### WHAT YOU HAVE TO DO
Select all lines holding the word "this" from the entries that follow.

═══ EXERCISE DATA ═══

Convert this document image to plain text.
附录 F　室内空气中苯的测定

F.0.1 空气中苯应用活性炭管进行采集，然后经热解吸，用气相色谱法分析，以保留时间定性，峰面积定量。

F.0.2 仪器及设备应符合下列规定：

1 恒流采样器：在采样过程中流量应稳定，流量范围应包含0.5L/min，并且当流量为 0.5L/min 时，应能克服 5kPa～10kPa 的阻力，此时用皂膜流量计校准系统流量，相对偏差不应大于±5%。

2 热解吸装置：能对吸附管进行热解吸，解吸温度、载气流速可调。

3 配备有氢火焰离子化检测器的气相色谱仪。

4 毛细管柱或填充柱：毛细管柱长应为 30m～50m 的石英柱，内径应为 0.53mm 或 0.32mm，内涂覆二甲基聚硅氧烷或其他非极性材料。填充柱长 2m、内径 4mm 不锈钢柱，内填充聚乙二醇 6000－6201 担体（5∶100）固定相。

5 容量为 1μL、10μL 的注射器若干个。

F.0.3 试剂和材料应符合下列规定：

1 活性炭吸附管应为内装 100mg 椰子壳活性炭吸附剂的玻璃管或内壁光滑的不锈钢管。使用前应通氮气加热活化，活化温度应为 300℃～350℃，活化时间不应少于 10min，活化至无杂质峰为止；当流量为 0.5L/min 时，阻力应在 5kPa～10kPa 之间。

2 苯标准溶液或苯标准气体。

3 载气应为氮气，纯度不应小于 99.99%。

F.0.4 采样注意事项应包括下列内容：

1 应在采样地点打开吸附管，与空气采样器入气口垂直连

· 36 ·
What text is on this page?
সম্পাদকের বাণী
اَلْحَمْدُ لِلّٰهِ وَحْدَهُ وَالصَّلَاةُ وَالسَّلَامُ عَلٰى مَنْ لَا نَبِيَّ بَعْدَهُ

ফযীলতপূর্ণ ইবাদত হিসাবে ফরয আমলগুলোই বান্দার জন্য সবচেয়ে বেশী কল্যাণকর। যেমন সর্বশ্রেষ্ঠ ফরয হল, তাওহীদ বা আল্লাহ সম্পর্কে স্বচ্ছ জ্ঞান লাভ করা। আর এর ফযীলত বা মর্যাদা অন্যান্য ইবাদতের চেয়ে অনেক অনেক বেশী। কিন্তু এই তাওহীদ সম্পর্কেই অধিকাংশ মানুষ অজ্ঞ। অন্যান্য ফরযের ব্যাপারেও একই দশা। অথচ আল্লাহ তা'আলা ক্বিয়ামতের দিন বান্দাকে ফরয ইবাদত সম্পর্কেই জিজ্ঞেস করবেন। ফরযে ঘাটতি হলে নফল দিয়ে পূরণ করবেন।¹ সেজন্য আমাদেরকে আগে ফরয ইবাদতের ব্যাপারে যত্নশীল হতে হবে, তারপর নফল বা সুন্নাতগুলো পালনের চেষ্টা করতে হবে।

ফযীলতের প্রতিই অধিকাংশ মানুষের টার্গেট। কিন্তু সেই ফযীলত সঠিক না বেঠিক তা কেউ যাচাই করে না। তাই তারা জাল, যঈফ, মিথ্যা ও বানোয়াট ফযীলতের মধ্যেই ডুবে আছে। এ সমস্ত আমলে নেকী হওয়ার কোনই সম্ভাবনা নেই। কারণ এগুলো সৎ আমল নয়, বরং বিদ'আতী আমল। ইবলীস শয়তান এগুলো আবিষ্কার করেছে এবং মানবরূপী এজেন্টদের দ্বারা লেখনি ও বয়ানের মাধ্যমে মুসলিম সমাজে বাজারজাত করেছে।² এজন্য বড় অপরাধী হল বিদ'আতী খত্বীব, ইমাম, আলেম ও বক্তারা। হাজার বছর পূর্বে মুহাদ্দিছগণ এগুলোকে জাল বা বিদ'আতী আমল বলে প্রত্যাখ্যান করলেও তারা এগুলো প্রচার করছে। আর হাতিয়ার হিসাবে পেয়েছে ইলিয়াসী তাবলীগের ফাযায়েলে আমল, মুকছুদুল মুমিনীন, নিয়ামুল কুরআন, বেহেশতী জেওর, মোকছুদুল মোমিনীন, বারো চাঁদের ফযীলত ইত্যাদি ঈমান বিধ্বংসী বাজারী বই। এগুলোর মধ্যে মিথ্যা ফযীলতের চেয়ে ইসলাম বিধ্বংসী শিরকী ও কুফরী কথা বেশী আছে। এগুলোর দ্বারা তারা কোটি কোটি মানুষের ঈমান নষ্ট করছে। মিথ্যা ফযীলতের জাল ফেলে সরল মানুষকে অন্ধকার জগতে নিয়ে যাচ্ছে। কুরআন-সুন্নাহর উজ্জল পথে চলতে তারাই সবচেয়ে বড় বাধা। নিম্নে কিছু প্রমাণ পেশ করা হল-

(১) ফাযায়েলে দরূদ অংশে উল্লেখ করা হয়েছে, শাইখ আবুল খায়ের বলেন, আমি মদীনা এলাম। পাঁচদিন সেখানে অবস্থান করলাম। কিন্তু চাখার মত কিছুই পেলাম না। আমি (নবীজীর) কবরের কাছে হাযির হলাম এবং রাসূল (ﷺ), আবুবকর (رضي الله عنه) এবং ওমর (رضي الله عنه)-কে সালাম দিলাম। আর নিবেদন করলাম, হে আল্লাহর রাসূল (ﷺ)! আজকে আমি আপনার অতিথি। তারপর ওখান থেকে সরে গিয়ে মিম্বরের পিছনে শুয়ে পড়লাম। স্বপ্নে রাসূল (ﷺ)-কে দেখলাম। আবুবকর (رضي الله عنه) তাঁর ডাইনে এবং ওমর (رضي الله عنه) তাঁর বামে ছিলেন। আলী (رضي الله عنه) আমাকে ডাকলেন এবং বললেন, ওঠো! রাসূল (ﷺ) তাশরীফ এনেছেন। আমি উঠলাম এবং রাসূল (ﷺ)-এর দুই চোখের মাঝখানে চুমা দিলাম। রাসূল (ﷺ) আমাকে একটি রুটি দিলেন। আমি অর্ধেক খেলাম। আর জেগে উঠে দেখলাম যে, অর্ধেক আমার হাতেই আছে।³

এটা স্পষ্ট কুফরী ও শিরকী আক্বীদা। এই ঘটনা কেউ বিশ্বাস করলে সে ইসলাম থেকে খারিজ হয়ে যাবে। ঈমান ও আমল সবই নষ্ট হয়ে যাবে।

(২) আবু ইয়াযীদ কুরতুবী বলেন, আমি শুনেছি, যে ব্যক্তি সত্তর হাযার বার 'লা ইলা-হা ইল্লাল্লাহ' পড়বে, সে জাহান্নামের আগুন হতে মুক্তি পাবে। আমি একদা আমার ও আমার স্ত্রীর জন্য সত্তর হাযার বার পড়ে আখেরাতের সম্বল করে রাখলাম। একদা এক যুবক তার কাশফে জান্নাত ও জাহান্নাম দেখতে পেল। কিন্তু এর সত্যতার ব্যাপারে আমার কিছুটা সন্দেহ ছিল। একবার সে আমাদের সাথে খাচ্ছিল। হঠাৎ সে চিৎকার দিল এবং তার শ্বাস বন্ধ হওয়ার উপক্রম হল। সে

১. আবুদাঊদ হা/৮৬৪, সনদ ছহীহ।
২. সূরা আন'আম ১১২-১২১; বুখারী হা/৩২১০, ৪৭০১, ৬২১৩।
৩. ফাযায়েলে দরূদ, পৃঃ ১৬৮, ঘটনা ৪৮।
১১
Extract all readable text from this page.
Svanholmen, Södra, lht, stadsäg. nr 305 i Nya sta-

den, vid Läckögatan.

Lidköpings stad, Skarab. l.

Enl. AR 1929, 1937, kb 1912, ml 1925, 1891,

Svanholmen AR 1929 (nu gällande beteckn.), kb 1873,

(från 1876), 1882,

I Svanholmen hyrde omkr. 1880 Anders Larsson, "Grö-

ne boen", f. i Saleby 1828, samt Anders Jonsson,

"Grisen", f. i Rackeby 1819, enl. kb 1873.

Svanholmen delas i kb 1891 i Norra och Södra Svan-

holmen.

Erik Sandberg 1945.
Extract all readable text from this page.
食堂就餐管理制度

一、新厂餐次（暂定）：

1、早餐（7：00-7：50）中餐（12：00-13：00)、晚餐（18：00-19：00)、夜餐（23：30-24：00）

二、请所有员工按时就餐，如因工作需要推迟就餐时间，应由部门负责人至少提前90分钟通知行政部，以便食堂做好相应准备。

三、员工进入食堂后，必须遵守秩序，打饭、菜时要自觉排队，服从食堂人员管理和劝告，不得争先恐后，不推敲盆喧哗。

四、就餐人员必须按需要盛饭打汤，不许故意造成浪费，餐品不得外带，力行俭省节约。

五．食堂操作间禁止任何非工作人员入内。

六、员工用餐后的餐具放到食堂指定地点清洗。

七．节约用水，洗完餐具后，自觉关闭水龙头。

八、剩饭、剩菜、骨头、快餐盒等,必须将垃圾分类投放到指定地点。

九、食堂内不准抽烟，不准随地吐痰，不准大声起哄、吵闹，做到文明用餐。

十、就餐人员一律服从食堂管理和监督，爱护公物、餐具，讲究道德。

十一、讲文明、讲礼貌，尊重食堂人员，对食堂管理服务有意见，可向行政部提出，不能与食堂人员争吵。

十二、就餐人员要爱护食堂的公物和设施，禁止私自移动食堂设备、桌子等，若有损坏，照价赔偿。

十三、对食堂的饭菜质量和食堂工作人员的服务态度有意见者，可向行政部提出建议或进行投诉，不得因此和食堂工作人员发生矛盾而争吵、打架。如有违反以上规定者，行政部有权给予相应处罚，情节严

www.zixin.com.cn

═══

### WRITTEN RESPONSE
Convert this document image to plain text.
What text is on this page?
Extract all readable text from this page.
Extract all readable text from this page.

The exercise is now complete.